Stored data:
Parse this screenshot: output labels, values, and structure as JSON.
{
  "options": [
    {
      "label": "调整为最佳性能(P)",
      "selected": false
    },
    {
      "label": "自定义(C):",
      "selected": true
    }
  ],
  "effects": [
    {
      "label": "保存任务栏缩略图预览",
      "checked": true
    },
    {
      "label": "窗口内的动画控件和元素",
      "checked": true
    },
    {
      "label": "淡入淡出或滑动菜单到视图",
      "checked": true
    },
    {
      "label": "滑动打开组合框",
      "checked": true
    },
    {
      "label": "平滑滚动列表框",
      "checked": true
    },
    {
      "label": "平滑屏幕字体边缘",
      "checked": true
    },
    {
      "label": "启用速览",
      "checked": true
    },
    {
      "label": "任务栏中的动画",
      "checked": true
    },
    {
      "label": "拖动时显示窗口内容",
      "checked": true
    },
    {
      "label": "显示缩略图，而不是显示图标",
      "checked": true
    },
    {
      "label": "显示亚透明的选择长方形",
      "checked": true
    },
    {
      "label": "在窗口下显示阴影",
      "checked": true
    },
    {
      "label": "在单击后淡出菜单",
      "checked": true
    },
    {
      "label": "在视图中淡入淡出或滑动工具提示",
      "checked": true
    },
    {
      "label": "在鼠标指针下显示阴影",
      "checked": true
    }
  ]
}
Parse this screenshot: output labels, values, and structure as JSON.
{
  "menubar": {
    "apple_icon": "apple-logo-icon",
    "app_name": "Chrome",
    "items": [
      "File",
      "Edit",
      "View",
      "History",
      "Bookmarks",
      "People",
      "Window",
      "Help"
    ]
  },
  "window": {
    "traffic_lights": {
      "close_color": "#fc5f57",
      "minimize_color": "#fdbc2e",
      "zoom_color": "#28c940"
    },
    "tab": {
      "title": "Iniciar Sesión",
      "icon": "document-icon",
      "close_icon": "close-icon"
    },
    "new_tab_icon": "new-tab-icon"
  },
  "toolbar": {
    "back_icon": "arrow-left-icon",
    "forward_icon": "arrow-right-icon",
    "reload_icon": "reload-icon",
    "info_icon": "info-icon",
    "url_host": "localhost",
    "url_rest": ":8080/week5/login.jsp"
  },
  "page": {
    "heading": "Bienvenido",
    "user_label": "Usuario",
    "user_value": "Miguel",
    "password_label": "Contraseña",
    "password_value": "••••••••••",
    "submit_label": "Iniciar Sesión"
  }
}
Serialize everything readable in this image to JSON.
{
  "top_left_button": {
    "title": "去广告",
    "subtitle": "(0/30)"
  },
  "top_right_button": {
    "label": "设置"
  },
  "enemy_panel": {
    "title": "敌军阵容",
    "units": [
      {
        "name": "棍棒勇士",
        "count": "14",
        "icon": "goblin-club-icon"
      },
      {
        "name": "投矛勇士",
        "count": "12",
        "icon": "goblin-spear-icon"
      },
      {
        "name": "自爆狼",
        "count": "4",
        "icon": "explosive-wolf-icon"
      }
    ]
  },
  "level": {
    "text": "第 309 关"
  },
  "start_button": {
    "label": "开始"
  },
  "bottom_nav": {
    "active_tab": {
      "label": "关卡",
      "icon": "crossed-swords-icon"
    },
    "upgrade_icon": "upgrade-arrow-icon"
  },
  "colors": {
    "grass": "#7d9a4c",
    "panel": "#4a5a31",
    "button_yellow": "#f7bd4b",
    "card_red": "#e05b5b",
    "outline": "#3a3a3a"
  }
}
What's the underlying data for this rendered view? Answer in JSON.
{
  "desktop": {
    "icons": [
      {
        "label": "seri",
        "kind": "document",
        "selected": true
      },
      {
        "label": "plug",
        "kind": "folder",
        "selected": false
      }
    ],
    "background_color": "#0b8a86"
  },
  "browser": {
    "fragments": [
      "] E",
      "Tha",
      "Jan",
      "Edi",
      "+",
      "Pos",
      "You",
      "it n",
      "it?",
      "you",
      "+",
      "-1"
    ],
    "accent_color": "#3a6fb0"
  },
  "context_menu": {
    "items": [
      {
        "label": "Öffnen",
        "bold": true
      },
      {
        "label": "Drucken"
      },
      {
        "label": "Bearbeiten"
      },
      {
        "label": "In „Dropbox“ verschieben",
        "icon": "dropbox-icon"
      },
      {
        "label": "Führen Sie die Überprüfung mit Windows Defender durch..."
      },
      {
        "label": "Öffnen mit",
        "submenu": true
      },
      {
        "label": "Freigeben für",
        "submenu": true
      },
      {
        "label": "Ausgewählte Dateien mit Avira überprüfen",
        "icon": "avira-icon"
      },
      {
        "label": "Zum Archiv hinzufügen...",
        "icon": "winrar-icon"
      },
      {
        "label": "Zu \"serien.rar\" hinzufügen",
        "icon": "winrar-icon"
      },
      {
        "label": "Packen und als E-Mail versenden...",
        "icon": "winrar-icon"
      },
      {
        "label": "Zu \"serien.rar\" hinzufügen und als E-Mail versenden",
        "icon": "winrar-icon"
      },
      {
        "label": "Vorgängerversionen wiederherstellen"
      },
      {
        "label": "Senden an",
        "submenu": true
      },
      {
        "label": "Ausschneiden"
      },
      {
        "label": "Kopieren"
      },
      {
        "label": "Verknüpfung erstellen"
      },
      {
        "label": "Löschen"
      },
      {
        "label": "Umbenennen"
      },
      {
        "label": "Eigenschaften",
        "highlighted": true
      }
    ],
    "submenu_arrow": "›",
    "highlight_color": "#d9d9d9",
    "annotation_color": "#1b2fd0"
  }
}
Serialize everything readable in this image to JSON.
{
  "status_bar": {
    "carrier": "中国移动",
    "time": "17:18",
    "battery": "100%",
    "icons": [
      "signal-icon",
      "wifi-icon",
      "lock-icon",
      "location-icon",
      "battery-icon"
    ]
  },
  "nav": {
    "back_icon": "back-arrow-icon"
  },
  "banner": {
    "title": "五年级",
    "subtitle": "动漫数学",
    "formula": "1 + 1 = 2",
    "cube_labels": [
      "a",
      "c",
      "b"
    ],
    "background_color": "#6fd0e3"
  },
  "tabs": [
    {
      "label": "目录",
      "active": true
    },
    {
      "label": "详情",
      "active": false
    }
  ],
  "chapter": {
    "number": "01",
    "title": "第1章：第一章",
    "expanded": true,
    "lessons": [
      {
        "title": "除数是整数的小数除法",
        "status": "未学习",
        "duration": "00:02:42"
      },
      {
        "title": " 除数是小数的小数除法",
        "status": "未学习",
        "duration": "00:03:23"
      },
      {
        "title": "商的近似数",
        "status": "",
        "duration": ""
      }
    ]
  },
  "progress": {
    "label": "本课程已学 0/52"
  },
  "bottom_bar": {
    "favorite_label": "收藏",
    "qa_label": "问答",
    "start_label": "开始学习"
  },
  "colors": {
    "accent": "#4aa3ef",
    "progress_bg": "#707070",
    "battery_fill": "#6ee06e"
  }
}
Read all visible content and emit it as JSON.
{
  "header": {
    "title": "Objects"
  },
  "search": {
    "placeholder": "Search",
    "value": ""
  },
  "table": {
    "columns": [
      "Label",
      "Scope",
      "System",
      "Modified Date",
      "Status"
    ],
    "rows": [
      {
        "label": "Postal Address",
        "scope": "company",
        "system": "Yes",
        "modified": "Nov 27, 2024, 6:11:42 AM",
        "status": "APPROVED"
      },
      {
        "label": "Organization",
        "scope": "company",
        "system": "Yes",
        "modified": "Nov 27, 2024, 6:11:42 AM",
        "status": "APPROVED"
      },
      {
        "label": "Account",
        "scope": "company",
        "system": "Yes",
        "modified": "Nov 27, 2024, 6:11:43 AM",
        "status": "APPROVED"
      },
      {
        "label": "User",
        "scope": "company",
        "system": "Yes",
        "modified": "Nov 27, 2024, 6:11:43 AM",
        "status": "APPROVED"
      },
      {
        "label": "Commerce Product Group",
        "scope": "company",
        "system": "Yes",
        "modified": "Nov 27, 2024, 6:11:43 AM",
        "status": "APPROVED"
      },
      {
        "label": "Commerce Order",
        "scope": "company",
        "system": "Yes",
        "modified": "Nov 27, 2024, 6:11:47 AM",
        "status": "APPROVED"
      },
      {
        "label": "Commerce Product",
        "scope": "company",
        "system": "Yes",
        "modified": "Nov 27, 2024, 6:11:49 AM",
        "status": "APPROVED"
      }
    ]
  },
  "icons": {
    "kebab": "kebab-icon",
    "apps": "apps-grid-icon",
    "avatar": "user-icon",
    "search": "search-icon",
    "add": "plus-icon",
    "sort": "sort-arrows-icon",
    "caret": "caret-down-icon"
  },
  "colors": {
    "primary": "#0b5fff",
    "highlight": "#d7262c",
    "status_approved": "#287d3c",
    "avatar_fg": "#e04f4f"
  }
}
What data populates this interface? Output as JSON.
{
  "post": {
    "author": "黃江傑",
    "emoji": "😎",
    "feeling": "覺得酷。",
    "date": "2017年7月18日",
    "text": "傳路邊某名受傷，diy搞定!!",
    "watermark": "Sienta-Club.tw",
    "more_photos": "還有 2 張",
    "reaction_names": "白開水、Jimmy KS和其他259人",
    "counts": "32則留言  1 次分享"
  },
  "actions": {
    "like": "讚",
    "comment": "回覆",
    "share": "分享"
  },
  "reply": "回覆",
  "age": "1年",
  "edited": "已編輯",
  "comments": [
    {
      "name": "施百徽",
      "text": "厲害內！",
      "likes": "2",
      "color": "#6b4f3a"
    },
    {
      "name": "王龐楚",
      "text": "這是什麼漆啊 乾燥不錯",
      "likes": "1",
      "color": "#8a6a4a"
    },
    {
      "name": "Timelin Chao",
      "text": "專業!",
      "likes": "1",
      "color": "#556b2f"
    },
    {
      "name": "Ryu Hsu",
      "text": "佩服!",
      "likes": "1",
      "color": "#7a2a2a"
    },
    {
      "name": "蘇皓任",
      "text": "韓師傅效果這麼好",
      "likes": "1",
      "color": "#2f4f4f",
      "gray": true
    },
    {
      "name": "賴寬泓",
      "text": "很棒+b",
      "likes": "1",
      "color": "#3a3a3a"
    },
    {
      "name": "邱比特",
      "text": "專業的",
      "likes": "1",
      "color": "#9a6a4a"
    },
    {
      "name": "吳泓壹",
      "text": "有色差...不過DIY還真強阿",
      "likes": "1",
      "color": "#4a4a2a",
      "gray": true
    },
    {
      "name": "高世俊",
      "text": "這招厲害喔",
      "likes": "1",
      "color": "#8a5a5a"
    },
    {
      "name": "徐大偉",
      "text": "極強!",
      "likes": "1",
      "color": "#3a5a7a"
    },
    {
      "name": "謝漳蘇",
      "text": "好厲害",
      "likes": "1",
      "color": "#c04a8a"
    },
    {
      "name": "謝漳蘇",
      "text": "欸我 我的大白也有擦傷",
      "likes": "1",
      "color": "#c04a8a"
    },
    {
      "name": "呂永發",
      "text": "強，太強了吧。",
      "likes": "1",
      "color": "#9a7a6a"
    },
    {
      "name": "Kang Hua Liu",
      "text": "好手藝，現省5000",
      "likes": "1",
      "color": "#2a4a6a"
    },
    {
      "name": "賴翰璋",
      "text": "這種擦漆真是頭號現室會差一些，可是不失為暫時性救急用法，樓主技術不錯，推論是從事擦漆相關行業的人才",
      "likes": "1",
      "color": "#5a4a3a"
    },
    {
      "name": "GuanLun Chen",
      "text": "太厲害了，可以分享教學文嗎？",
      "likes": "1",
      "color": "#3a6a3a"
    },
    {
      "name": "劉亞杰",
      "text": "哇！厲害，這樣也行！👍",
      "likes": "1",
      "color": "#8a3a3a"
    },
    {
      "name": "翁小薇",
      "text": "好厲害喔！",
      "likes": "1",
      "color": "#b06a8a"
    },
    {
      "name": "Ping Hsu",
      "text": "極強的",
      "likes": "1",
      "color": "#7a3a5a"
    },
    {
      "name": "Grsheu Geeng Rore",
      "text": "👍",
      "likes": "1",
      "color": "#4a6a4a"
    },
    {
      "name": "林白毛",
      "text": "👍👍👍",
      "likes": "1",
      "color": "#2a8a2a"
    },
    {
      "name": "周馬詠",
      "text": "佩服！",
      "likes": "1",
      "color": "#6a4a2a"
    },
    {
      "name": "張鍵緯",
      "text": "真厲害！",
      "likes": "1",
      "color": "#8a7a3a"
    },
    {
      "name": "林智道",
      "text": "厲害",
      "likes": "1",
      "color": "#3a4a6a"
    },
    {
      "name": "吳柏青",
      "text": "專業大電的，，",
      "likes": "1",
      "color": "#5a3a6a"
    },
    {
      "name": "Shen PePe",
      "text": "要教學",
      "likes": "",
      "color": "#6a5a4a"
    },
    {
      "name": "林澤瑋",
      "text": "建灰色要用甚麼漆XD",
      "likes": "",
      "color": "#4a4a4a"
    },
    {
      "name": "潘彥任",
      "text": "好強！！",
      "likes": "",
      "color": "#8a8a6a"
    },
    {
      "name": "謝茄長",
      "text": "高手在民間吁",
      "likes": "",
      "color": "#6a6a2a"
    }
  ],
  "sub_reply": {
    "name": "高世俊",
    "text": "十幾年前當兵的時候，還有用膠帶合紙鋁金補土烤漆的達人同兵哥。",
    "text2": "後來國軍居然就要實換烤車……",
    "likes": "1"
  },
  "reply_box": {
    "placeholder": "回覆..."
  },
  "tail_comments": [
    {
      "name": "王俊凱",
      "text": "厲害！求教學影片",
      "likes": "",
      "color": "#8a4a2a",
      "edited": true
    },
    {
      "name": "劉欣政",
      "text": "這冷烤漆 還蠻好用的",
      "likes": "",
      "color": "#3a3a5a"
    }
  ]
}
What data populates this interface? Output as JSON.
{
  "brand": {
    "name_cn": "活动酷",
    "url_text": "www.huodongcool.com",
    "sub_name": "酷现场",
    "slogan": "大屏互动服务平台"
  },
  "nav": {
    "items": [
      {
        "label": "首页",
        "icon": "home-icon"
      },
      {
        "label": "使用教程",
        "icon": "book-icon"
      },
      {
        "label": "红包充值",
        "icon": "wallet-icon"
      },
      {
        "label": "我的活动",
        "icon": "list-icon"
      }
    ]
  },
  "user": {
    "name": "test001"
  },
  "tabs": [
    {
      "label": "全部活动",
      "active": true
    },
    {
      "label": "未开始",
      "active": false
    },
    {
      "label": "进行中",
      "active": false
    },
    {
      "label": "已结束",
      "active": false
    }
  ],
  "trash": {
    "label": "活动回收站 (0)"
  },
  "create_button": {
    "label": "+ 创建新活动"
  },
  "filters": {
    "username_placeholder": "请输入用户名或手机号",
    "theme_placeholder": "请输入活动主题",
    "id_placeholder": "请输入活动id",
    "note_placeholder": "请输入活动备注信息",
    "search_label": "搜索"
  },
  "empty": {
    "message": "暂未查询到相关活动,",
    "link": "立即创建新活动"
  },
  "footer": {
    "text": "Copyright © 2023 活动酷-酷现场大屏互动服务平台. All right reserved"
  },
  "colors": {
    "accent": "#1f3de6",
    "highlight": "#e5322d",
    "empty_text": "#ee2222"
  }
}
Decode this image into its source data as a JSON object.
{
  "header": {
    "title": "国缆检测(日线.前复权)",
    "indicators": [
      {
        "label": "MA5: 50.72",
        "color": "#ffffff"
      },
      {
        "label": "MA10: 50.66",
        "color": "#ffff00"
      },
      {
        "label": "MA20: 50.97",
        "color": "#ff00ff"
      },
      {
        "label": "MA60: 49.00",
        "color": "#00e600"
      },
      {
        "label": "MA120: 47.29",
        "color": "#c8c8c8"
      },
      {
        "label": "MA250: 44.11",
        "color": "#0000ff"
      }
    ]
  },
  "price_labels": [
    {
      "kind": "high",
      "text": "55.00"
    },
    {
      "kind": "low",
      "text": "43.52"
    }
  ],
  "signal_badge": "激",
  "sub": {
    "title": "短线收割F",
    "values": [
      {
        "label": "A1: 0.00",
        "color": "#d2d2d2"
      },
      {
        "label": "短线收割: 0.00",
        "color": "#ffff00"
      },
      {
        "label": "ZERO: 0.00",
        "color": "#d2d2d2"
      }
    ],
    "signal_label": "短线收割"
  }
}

REQUIREMENT → Using the entries above, return each line in which the word "hinzufügen" occurs.

TASK RESPONSE →
        "label": "Zum Archiv hinzufügen...",
        "label": "Zu \"serien.rar\" hinzufügen",
        "label": "Zu \"serien.rar\" hinzufügen und als E-Mail versenden",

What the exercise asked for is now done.